### What the task asks
Reproduce the data below verbatim from the line containing "Extract the structured" through its final line, and produce nothing more.

### Source data
___
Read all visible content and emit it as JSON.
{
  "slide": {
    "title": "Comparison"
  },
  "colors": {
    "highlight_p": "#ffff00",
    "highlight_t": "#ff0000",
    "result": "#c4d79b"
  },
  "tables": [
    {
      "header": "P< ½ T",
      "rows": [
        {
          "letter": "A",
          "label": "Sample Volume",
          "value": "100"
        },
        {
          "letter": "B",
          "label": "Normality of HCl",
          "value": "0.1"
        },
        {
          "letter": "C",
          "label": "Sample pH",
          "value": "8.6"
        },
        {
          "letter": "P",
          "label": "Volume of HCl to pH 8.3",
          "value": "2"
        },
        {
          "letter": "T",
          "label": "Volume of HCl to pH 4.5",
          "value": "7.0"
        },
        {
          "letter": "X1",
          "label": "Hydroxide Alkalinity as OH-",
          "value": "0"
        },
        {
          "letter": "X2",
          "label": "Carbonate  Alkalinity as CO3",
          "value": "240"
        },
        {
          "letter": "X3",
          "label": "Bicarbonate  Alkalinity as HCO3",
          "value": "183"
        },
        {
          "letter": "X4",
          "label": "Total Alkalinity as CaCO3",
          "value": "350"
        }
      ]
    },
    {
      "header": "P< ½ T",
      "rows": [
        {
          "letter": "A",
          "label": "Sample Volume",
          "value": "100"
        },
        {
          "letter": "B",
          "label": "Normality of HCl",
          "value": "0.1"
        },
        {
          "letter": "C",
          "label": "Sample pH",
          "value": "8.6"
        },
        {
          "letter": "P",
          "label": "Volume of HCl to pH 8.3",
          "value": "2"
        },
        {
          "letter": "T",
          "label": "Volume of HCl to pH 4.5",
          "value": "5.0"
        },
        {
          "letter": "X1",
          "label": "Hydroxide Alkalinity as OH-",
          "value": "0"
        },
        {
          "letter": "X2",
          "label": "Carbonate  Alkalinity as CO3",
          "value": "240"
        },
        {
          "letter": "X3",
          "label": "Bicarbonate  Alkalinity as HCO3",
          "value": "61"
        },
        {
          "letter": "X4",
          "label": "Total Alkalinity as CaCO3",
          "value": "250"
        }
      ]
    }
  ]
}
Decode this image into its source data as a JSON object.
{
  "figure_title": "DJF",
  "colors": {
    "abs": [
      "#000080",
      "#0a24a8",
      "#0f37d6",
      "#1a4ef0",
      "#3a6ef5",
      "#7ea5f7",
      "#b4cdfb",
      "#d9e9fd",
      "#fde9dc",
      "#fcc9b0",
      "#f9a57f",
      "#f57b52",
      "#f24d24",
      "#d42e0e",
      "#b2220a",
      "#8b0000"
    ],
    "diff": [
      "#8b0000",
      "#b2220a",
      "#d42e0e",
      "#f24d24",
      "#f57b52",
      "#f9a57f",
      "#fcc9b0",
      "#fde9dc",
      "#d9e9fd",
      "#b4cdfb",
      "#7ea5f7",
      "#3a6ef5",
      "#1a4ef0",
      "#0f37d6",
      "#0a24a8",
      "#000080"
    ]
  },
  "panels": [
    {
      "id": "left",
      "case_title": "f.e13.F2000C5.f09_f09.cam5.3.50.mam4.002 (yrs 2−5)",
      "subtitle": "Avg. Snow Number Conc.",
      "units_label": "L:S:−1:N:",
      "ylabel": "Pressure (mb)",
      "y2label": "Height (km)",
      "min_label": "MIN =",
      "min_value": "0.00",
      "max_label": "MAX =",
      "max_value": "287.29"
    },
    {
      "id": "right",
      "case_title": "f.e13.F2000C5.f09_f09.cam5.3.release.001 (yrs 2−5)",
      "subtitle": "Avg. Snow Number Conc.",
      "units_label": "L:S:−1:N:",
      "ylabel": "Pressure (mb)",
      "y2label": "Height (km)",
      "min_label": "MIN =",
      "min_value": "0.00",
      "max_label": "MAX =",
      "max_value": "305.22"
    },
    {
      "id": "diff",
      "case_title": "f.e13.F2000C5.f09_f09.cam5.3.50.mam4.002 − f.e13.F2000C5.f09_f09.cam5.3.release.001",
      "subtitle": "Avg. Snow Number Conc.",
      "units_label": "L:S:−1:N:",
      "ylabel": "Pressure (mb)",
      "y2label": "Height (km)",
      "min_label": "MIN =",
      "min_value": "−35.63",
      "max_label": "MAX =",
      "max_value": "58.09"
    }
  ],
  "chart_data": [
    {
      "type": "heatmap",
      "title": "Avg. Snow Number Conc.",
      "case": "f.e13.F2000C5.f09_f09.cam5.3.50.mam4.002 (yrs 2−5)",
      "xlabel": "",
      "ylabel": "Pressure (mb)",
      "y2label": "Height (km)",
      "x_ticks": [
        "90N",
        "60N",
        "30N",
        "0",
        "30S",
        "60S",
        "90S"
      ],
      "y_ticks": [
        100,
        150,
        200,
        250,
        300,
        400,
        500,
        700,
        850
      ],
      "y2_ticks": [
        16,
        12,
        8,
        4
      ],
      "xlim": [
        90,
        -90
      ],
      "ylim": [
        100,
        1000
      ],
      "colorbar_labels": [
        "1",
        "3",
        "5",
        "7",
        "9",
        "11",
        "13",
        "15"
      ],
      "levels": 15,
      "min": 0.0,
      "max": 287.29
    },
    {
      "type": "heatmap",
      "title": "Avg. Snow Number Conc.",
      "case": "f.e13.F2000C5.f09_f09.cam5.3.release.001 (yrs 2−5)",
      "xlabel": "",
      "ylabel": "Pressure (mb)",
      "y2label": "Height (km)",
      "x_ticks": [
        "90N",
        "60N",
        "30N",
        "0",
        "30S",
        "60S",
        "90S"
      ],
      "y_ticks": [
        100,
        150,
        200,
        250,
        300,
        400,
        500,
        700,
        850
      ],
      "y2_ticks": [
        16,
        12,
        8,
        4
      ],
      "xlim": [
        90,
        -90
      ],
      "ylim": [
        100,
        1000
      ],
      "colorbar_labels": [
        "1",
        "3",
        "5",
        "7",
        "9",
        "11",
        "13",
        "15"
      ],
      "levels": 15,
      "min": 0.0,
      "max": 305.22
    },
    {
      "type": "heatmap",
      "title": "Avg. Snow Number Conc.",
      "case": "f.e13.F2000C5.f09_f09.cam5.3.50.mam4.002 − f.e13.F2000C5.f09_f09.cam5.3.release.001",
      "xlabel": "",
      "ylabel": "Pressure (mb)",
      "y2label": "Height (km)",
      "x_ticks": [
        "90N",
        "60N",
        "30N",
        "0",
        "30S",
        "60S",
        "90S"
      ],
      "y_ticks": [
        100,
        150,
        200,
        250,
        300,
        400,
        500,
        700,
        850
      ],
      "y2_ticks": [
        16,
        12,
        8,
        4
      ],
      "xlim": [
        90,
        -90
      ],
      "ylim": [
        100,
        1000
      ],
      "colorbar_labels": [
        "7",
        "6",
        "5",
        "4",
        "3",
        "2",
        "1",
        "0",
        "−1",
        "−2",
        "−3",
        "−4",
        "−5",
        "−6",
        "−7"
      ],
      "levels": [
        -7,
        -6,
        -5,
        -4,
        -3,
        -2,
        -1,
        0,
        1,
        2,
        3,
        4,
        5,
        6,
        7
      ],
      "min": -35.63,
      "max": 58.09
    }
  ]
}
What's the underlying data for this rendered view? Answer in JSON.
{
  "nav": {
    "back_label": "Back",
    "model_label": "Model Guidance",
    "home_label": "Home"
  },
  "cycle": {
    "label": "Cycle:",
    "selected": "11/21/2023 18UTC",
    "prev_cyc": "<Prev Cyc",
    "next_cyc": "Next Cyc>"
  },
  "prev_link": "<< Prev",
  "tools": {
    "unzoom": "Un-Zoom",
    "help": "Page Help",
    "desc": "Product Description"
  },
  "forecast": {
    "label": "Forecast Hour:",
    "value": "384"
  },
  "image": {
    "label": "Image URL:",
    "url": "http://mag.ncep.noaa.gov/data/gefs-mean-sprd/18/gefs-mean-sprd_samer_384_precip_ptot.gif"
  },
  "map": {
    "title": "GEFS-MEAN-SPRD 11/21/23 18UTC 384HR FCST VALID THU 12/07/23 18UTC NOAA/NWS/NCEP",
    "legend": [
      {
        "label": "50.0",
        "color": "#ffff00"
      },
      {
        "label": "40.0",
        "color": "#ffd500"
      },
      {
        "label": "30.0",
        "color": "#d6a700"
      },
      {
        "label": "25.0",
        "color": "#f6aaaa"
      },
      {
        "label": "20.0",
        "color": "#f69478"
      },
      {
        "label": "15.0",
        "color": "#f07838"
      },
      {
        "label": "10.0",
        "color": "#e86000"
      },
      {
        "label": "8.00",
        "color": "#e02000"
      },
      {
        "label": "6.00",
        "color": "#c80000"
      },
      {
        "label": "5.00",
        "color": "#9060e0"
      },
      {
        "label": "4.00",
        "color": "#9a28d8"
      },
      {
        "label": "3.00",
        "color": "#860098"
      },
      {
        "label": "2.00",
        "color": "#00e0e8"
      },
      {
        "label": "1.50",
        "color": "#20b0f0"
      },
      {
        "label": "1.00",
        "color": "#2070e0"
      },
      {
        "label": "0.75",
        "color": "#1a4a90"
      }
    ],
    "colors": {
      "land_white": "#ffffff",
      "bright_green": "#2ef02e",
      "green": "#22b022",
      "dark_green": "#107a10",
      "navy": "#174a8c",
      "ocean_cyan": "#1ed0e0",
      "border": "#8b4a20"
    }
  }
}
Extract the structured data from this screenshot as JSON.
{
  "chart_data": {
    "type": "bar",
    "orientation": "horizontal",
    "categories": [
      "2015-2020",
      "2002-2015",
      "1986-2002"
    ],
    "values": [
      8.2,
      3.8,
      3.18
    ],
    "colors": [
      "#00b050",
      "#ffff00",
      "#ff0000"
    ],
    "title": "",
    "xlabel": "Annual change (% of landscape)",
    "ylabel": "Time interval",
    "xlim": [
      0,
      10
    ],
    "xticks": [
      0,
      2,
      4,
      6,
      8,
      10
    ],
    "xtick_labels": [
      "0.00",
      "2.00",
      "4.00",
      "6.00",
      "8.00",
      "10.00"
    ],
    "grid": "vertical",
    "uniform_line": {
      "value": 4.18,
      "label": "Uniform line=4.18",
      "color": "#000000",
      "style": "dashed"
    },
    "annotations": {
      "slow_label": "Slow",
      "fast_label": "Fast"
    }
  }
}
___
### Output for this task
Extract the structured data from this screenshot as JSON.
{
  "chart_data": {
    "type": "bar",
    "orientation": "horizontal",
    "categories": [
      "2015-2020",
      "2002-2015",
      "1986-2002"
    ],
    "values": [
      8.2,
      3.8,
      3.18
    ],
    "colors": [
      "#00b050",
      "#ffff00",
      "#ff0000"
    ],
    "title": "",
    "xlabel": "Annual change (% of landscape)",
    "ylabel": "Time interval",
    "xlim": [
      0,
      10
    ],
    "xticks": [
      0,
      2,
      4,
      6,
      8,
      10
    ],
    "xtick_labels": [
      "0.00",
      "2.00",
      "4.00",
      "6.00",
      "8.00",
      "10.00"
    ],
    "grid": "vertical",
    "uniform_line": {
      "value": 4.18,
      "label": "Uniform line=4.18",
      "color": "#000000",
      "style": "dashed"
    },
    "annotations": {
      "slow_label": "Slow",
      "fast_label": "Fast"
    }
  }
}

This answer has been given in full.